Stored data
************

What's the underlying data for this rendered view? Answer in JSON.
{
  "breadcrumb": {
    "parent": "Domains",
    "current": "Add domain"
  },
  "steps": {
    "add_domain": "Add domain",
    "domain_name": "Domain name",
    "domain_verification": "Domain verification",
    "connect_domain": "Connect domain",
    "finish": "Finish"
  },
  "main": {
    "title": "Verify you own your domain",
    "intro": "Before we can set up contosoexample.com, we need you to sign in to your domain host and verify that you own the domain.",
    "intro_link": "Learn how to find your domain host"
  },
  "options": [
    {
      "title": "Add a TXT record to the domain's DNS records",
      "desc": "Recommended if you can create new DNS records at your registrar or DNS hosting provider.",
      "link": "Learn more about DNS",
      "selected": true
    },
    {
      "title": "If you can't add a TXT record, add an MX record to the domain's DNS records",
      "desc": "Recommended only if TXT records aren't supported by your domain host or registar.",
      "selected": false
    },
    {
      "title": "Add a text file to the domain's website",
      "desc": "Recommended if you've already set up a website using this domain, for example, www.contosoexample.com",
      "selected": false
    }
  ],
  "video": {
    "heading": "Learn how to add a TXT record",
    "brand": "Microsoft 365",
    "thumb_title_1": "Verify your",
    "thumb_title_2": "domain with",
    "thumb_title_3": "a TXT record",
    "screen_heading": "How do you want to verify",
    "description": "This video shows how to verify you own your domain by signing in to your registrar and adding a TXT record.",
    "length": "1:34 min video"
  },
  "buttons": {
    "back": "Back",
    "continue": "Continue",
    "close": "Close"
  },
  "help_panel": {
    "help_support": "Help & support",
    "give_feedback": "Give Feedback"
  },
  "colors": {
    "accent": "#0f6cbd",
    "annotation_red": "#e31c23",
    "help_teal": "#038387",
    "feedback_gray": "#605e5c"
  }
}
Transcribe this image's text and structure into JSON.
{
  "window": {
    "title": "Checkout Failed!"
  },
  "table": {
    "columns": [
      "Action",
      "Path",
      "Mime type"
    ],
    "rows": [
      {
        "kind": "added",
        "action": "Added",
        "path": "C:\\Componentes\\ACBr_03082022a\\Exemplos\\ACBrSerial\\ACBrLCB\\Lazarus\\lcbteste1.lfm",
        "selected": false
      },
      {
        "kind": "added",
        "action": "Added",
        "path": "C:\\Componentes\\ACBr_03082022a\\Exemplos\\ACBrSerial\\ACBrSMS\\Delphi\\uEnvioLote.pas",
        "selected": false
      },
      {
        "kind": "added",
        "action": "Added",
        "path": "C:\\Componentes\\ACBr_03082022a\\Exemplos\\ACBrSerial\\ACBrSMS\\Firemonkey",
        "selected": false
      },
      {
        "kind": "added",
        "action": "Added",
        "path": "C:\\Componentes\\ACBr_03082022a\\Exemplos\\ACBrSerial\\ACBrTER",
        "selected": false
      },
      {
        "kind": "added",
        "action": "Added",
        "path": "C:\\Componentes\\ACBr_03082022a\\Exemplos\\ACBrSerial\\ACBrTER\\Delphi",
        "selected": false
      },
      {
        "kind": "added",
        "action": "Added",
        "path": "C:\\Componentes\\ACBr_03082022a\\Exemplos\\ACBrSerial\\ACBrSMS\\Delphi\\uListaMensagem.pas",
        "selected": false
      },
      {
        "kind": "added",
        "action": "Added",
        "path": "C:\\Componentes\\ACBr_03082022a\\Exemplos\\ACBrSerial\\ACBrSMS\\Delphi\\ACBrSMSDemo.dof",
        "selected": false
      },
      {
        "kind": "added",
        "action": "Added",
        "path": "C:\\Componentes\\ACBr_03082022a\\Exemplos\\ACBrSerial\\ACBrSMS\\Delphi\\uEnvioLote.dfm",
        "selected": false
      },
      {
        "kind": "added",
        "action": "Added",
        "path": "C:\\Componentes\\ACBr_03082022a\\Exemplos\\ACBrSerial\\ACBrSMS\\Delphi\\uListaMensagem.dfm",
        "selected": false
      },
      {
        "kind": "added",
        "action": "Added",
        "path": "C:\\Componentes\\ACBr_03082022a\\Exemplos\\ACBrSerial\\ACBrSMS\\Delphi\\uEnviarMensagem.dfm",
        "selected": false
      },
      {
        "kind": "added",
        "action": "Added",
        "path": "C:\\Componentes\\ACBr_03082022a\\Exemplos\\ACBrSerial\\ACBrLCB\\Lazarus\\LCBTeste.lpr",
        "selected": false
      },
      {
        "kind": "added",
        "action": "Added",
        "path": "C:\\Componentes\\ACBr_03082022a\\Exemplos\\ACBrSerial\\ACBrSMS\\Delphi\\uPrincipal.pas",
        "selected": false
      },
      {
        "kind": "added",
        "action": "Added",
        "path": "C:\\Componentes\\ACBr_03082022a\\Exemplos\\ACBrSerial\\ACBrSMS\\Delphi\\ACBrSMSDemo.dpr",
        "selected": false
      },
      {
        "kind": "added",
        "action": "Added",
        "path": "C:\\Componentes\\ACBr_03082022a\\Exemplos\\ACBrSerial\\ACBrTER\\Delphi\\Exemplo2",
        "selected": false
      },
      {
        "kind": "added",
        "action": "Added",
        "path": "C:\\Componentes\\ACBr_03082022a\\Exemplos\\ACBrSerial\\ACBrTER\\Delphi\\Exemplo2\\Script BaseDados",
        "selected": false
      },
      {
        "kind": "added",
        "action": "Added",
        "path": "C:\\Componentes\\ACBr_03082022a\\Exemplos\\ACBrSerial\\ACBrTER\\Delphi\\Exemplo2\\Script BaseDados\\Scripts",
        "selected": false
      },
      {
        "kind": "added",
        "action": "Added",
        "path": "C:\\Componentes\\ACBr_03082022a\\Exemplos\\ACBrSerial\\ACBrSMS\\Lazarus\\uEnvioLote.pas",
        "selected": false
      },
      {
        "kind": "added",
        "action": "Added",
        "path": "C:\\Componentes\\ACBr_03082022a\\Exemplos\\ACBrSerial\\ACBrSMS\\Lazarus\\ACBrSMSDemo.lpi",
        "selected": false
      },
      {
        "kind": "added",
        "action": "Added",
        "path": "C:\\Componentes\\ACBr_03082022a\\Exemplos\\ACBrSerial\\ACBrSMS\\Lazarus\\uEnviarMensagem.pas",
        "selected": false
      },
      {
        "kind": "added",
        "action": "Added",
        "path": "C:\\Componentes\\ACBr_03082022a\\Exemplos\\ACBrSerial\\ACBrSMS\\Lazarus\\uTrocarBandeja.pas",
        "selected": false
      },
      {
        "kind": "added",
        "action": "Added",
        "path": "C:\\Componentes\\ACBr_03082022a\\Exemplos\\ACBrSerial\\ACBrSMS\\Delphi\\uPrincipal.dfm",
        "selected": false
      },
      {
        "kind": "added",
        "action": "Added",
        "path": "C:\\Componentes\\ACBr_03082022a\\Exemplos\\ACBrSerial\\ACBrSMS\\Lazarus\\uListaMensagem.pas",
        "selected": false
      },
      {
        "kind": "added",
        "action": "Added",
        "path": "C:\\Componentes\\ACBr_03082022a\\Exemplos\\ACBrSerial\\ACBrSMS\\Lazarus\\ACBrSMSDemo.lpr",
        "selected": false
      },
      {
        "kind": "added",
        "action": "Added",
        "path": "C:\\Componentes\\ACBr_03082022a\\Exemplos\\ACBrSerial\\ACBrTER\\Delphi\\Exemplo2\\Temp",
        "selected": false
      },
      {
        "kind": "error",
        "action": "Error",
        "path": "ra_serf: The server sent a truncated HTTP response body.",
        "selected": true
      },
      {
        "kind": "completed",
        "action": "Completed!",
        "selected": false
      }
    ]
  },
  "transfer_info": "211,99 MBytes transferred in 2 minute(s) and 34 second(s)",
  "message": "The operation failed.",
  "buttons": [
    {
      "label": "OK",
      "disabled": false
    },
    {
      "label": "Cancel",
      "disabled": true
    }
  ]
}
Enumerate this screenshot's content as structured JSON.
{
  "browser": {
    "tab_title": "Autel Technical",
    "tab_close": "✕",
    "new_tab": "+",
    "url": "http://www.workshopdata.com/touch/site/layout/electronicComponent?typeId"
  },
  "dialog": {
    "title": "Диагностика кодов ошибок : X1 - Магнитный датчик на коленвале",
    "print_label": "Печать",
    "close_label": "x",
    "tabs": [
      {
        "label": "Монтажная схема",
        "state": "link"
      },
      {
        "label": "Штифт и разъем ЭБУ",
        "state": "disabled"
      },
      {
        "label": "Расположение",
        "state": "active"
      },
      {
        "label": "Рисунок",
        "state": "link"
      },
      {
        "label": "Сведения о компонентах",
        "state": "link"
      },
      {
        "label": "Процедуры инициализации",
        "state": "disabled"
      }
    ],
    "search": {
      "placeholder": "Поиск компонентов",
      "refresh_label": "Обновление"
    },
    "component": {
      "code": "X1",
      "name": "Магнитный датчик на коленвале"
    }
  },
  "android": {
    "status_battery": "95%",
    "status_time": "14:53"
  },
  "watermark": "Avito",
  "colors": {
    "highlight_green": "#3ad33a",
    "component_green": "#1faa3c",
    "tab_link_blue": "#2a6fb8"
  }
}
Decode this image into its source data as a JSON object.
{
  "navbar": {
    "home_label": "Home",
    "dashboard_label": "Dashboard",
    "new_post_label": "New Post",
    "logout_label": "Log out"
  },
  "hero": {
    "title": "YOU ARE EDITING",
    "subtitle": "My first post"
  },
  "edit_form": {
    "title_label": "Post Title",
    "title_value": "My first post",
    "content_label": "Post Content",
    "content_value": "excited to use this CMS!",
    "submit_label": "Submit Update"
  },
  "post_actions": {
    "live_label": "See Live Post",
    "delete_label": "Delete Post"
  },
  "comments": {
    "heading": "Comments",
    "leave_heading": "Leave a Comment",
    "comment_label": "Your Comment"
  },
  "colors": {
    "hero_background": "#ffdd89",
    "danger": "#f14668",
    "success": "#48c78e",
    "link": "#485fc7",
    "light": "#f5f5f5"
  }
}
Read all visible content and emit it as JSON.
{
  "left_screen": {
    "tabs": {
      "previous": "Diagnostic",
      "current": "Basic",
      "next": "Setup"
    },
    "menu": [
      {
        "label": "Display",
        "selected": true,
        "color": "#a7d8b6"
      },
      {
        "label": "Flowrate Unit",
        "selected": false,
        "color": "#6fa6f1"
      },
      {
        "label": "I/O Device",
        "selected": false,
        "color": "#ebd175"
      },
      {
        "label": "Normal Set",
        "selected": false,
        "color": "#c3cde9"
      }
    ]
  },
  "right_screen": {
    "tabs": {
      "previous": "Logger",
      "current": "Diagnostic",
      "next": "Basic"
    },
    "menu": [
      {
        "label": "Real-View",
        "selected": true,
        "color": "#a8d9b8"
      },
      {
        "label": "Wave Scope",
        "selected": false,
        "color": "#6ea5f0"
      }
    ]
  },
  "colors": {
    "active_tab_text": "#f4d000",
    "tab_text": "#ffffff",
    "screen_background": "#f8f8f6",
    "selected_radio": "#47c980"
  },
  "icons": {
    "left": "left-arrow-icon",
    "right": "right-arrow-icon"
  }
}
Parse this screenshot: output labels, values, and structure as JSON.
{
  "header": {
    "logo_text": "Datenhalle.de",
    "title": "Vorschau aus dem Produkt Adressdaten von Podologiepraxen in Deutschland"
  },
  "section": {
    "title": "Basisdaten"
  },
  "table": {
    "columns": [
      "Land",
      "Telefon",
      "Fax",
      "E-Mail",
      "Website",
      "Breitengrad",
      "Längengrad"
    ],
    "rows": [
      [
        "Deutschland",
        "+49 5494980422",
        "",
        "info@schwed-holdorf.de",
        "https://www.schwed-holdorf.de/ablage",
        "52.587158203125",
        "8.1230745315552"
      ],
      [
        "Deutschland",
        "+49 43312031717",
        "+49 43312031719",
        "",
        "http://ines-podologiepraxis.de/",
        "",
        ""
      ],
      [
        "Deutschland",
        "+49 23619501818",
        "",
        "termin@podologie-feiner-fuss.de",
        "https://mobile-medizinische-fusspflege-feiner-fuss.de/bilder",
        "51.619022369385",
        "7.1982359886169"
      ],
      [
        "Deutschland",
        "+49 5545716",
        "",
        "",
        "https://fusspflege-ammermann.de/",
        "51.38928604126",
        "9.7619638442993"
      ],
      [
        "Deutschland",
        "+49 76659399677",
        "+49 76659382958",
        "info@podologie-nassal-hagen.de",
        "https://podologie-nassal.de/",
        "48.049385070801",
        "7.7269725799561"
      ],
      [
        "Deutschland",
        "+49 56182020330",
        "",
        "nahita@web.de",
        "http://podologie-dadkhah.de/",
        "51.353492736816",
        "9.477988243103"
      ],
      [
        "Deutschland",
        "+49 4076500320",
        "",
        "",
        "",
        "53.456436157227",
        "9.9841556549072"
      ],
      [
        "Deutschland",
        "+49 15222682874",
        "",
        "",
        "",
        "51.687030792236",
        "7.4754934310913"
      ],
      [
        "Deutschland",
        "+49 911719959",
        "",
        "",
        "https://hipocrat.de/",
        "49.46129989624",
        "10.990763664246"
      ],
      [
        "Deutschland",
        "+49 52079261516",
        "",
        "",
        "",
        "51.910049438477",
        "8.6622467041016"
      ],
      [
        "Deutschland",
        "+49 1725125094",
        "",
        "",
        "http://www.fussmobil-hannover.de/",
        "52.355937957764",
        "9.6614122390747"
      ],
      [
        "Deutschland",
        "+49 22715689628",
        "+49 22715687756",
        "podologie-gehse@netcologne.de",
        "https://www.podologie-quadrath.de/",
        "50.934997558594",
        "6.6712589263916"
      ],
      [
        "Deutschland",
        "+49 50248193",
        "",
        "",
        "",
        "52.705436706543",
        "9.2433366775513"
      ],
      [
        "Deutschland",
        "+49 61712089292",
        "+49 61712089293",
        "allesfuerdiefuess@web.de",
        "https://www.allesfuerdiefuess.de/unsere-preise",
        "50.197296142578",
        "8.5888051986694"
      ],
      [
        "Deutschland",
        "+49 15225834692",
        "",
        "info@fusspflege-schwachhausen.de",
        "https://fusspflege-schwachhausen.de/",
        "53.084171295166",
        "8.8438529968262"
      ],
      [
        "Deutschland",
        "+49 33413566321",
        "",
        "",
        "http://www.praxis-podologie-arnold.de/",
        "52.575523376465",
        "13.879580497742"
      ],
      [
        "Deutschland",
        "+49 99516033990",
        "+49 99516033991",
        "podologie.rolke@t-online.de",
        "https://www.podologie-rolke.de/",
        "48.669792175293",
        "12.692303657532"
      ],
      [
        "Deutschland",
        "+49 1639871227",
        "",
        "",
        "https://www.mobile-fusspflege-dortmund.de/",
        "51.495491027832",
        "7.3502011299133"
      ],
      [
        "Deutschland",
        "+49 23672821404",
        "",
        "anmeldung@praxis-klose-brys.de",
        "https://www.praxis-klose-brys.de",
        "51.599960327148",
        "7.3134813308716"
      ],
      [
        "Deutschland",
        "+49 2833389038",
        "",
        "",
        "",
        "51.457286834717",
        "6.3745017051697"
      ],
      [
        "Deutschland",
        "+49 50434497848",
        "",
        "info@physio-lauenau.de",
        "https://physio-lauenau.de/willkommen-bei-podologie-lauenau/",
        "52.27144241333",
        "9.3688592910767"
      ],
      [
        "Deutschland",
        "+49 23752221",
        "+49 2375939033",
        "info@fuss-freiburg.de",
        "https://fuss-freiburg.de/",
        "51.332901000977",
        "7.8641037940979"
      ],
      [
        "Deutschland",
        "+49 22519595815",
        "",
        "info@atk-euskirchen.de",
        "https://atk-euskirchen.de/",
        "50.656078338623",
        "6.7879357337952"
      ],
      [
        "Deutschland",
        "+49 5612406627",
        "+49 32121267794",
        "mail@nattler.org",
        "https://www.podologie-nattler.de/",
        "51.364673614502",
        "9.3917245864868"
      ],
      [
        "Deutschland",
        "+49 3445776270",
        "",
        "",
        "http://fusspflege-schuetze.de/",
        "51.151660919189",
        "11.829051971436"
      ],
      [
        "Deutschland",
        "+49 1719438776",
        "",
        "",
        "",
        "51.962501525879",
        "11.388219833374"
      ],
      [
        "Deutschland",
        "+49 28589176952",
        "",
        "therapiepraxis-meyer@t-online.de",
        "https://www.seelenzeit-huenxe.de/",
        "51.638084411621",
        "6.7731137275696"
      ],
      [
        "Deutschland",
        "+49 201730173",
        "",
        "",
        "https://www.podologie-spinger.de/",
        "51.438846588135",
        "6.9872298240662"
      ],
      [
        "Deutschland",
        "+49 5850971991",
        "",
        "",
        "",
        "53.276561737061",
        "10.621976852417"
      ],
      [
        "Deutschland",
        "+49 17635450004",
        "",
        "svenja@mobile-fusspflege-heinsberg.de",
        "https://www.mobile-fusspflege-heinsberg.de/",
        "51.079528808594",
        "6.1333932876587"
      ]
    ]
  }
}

************

> **Objective**
Collect every line from the records above that contains the word "nattler".

> **Exercise solution**
        "mail@nattler.org",
        "https://www.podologie-nattler.de/",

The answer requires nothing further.